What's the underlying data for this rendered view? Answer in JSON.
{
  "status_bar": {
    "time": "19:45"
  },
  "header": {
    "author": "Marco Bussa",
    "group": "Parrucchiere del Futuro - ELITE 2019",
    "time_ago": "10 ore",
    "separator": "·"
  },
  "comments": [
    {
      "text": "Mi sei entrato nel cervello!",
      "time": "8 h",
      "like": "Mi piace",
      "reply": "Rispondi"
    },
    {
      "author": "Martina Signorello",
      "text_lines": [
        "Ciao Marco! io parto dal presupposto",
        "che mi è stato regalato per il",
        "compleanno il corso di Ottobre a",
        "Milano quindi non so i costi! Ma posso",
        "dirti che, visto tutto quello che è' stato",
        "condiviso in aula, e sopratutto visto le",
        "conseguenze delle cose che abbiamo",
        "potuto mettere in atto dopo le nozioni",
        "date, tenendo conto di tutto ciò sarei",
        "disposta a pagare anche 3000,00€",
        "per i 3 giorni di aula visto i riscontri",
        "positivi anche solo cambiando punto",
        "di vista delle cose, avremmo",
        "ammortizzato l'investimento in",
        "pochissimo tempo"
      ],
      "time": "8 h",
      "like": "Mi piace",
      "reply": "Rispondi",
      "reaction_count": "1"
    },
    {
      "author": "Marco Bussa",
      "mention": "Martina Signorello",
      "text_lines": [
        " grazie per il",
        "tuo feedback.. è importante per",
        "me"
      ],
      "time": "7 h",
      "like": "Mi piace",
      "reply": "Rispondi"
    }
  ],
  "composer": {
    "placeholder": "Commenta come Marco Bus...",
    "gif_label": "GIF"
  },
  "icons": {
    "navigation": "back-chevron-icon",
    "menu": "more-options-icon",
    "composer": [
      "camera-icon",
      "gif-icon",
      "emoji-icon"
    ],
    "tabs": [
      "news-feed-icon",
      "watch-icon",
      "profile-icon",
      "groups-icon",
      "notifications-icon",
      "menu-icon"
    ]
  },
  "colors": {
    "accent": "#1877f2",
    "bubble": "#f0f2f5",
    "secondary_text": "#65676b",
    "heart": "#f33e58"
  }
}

==

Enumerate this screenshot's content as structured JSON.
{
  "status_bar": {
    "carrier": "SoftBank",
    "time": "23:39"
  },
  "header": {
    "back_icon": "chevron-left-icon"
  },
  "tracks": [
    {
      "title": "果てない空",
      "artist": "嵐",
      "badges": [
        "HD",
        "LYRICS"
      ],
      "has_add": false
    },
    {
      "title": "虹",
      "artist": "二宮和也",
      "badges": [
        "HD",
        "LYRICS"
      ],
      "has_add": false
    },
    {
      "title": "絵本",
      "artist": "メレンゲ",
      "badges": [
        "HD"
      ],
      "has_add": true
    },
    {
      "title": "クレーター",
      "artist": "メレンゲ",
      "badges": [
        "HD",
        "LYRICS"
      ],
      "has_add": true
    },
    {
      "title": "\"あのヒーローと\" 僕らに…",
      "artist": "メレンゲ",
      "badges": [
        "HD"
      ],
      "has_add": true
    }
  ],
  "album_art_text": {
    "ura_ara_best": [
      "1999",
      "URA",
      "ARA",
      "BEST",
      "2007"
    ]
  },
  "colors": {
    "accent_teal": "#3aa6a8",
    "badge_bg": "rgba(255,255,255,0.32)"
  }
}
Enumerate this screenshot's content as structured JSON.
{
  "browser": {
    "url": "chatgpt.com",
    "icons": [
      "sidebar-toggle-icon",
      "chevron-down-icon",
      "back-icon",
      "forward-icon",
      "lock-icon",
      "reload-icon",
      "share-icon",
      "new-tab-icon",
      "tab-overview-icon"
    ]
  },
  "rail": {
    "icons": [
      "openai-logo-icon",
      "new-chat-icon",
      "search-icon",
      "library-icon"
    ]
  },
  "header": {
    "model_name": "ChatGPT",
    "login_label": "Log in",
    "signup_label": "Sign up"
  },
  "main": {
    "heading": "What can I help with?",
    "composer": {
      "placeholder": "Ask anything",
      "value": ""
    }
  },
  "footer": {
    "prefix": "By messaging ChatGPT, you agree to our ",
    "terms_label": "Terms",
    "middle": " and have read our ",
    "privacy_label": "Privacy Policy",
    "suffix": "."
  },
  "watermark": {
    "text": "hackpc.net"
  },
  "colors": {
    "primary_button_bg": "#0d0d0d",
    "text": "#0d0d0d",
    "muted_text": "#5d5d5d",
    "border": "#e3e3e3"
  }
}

...

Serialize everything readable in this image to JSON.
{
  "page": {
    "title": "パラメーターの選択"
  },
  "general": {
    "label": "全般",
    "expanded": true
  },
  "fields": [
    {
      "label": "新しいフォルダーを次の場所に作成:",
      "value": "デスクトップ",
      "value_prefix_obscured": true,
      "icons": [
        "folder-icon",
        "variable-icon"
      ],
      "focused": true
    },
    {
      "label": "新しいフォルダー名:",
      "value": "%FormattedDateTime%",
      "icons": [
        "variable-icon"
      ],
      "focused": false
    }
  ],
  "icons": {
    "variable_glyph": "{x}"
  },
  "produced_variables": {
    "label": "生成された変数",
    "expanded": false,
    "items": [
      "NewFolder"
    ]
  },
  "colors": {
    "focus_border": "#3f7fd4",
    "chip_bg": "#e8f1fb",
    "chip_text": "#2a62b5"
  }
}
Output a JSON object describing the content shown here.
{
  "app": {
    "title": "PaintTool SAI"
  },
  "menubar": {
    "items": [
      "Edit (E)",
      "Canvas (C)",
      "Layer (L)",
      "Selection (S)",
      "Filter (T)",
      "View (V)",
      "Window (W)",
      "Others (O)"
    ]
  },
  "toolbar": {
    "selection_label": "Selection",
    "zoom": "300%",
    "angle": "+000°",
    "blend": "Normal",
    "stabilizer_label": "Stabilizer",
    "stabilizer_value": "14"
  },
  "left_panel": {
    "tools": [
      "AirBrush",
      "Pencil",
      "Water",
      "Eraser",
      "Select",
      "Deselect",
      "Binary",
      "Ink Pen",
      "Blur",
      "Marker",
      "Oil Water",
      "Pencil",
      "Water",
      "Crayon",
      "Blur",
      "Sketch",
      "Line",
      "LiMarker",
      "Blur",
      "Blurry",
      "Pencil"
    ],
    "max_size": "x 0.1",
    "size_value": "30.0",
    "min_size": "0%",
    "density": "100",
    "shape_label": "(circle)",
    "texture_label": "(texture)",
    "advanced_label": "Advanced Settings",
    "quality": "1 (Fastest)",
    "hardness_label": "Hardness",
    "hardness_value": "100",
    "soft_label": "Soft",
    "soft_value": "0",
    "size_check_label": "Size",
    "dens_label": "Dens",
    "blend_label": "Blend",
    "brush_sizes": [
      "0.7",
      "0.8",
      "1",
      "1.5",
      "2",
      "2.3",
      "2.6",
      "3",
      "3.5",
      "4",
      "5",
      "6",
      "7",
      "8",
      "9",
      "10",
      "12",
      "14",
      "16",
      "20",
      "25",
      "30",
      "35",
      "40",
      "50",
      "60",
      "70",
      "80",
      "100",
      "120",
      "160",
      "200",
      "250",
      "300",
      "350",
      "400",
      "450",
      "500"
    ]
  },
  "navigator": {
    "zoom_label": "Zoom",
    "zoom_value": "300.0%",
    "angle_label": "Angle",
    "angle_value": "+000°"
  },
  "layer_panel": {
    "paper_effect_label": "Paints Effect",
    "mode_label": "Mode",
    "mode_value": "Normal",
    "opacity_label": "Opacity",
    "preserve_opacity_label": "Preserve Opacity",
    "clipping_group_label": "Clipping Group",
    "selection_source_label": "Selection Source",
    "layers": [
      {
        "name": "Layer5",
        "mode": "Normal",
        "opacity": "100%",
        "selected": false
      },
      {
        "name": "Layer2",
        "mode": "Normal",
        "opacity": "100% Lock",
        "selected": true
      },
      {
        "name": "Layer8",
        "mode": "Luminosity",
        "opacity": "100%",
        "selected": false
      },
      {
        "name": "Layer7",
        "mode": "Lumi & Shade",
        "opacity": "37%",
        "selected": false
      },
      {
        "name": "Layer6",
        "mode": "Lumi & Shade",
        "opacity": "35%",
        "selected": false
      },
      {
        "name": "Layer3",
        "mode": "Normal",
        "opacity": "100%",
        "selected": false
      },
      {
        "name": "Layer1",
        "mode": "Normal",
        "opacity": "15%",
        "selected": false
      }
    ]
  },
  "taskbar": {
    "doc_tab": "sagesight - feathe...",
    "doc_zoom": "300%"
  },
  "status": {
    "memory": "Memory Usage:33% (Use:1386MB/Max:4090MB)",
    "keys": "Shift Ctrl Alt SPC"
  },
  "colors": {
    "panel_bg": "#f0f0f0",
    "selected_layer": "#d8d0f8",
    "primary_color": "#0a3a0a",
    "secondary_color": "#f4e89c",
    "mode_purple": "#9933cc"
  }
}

__TASK DETAILS__
Go over the data above and copy every line that has the word "Martina" in it.

__FINAL RESULT__
      "author": "Martina Signorello",
      "mention": "Martina Signorello",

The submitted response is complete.